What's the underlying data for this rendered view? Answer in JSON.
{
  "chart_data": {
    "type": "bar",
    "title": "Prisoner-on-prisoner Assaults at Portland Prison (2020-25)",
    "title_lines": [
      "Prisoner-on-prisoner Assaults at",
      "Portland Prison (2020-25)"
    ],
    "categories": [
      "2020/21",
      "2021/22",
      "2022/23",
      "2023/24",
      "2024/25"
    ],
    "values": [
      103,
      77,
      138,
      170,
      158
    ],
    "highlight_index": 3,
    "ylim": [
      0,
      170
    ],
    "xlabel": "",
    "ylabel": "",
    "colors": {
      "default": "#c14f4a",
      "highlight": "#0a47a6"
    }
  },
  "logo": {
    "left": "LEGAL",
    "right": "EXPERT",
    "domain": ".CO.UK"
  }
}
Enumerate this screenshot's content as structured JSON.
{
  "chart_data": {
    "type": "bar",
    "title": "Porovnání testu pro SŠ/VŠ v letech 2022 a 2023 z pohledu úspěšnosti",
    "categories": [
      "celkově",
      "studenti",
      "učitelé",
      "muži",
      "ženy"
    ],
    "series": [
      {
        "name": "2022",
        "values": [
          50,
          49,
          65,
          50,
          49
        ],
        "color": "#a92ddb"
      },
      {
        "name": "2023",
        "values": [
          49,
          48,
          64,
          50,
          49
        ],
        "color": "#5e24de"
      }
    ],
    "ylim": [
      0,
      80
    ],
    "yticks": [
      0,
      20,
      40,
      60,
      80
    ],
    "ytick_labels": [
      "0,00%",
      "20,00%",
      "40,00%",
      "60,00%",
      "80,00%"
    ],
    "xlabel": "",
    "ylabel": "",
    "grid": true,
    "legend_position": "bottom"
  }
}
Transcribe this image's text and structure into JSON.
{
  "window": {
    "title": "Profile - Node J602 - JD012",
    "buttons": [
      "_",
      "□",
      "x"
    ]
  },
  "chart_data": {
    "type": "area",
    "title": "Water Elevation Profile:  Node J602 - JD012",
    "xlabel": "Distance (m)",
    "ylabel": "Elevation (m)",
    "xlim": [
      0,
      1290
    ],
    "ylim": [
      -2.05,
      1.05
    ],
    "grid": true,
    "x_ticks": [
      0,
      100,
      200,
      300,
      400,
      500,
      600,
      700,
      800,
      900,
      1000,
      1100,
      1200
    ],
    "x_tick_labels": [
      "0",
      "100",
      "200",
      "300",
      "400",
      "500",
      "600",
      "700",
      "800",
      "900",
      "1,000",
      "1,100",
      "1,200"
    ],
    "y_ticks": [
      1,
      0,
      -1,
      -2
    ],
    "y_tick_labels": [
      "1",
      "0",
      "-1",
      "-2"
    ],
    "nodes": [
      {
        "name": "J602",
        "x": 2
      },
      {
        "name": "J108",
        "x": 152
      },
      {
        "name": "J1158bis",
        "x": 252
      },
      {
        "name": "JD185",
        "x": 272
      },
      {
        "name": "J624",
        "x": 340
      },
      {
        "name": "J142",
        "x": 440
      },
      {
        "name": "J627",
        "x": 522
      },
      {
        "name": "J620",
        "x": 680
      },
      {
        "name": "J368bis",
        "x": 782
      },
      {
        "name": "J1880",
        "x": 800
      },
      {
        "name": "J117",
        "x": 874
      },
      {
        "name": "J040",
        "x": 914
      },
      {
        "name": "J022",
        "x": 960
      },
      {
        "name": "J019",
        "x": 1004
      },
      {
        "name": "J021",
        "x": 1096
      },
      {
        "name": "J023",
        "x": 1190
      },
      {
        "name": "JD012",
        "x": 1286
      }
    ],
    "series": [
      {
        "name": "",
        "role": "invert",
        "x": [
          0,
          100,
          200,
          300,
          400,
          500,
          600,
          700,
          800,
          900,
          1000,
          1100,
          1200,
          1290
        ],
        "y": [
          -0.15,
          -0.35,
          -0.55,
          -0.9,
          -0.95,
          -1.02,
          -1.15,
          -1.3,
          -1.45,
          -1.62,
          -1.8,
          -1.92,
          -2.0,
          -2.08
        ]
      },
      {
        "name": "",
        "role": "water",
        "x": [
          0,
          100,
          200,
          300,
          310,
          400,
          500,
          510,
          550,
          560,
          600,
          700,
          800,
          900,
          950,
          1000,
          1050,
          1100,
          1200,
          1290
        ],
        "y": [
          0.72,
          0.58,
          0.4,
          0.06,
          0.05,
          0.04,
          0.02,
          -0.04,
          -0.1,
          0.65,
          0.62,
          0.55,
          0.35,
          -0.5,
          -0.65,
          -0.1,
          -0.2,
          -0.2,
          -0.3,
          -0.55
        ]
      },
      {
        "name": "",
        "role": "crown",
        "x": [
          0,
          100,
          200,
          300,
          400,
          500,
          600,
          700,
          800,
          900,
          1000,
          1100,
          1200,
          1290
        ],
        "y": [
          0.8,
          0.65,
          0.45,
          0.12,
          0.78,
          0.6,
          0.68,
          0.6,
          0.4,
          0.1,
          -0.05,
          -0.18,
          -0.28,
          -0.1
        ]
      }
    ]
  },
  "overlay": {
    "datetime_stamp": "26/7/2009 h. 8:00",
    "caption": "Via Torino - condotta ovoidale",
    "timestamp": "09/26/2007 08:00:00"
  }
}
* * * * * * *
• **Work instructions**
Print out every record again, exactly and in full.

• **Written answer**
What's the underlying data for this rendered view? Answer in JSON.
{
  "chart_data": {
    "type": "bar",
    "title": "Prisoner-on-prisoner Assaults at Portland Prison (2020-25)",
    "title_lines": [
      "Prisoner-on-prisoner Assaults at",
      "Portland Prison (2020-25)"
    ],
    "categories": [
      "2020/21",
      "2021/22",
      "2022/23",
      "2023/24",
      "2024/25"
    ],
    "values": [
      103,
      77,
      138,
      170,
      158
    ],
    "highlight_index": 3,
    "ylim": [
      0,
      170
    ],
    "xlabel": "",
    "ylabel": "",
    "colors": {
      "default": "#c14f4a",
      "highlight": "#0a47a6"
    }
  },
  "logo": {
    "left": "LEGAL",
    "right": "EXPERT",
    "domain": ".CO.UK"
  }
}
Enumerate this screenshot's content as structured JSON.
{
  "chart_data": {
    "type": "bar",
    "title": "Porovnání testu pro SŠ/VŠ v letech 2022 a 2023 z pohledu úspěšnosti",
    "categories": [
      "celkově",
      "studenti",
      "učitelé",
      "muži",
      "ženy"
    ],
    "series": [
      {
        "name": "2022",
        "values": [
          50,
          49,
          65,
          50,
          49
        ],
        "color": "#a92ddb"
      },
      {
        "name": "2023",
        "values": [
          49,
          48,
          64,
          50,
          49
        ],
        "color": "#5e24de"
      }
    ],
    "ylim": [
      0,
      80
    ],
    "yticks": [
      0,
      20,
      40,
      60,
      80
    ],
    "ytick_labels": [
      "0,00%",
      "20,00%",
      "40,00%",
      "60,00%",
      "80,00%"
    ],
    "xlabel": "",
    "ylabel": "",
    "grid": true,
    "legend_position": "bottom"
  }
}
Transcribe this image's text and structure into JSON.
{
  "window": {
    "title": "Profile - Node J602 - JD012",
    "buttons": [
      "_",
      "□",
      "x"
    ]
  },
  "chart_data": {
    "type": "area",
    "title": "Water Elevation Profile:  Node J602 - JD012",
    "xlabel": "Distance (m)",
    "ylabel": "Elevation (m)",
    "xlim": [
      0,
      1290
    ],
    "ylim": [
      -2.05,
      1.05
    ],
    "grid": true,
    "x_ticks": [
      0,
      100,
      200,
      300,
      400,
      500,
      600,
      700,
      800,
      900,
      1000,
      1100,
      1200
    ],
    "x_tick_labels": [
      "0",
      "100",
      "200",
      "300",
      "400",
      "500",
      "600",
      "700",
      "800",
      "900",
      "1,000",
      "1,100",
      "1,200"
    ],
    "y_ticks": [
      1,
      0,
      -1,
      -2
    ],
    "y_tick_labels": [
      "1",
      "0",
      "-1",
      "-2"
    ],
    "nodes": [
      {
        "name": "J602",
        "x": 2
      },
      {
        "name": "J108",
        "x": 152
      },
      {
        "name": "J1158bis",
        "x": 252
      },
      {
        "name": "JD185",
        "x": 272
      },
      {
        "name": "J624",
        "x": 340
      },
      {
        "name": "J142",
        "x": 440
      },
      {
        "name": "J627",
        "x": 522
      },
      {
        "name": "J620",
        "x": 680
      },
      {
        "name": "J368bis",
        "x": 782
      },
      {
        "name": "J1880",
        "x": 800
      },
      {
        "name": "J117",
        "x": 874
      },
      {
        "name": "J040",
        "x": 914
      },
      {
        "name": "J022",
        "x": 960
      },
      {
        "name": "J019",
        "x": 1004
      },
      {
        "name": "J021",
        "x": 1096
      },
      {
        "name": "J023",
        "x": 1190
      },
      {
        "name": "JD012",
        "x": 1286
      }
    ],
    "series": [
      {
        "name": "",
        "role": "invert",
        "x": [
          0,
          100,
          200,
          300,
          400,
          500,
          600,
          700,
          800,
          900,
          1000,
          1100,
          1200,
          1290
        ],
        "y": [
          -0.15,
          -0.35,
          -0.55,
          -0.9,
          -0.95,
          -1.02,
          -1.15,
          -1.3,
          -1.45,
          -1.62,
          -1.8,
          -1.92,
          -2.0,
          -2.08
        ]
      },
      {
        "name": "",
        "role": "water",
        "x": [
          0,
          100,
          200,
          300,
          310,
          400,
          500,
          510,
          550,
          560,
          600,
          700,
          800,
          900,
          950,
          1000,
          1050,
          1100,
          1200,
          1290
        ],
        "y": [
          0.72,
          0.58,
          0.4,
          0.06,
          0.05,
          0.04,
          0.02,
          -0.04,
          -0.1,
          0.65,
          0.62,
          0.55,
          0.35,
          -0.5,
          -0.65,
          -0.1,
          -0.2,
          -0.2,
          -0.3,
          -0.55
        ]
      },
      {
        "name": "",
        "role": "crown",
        "x": [
          0,
          100,
          200,
          300,
          400,
          500,
          600,
          700,
          800,
          900,
          1000,
          1100,
          1200,
          1290
        ],
        "y": [
          0.8,
          0.65,
          0.45,
          0.12,
          0.78,
          0.6,
          0.68,
          0.6,
          0.4,
          0.1,
          -0.05,
          -0.18,
          -0.28,
          -0.1
        ]
      }
    ]
  },
  "overlay": {
    "datetime_stamp": "26/7/2009 h. 8:00",
    "caption": "Via Torino - condotta ovoidale",
    "timestamp": "09/26/2007 08:00:00"
  }
}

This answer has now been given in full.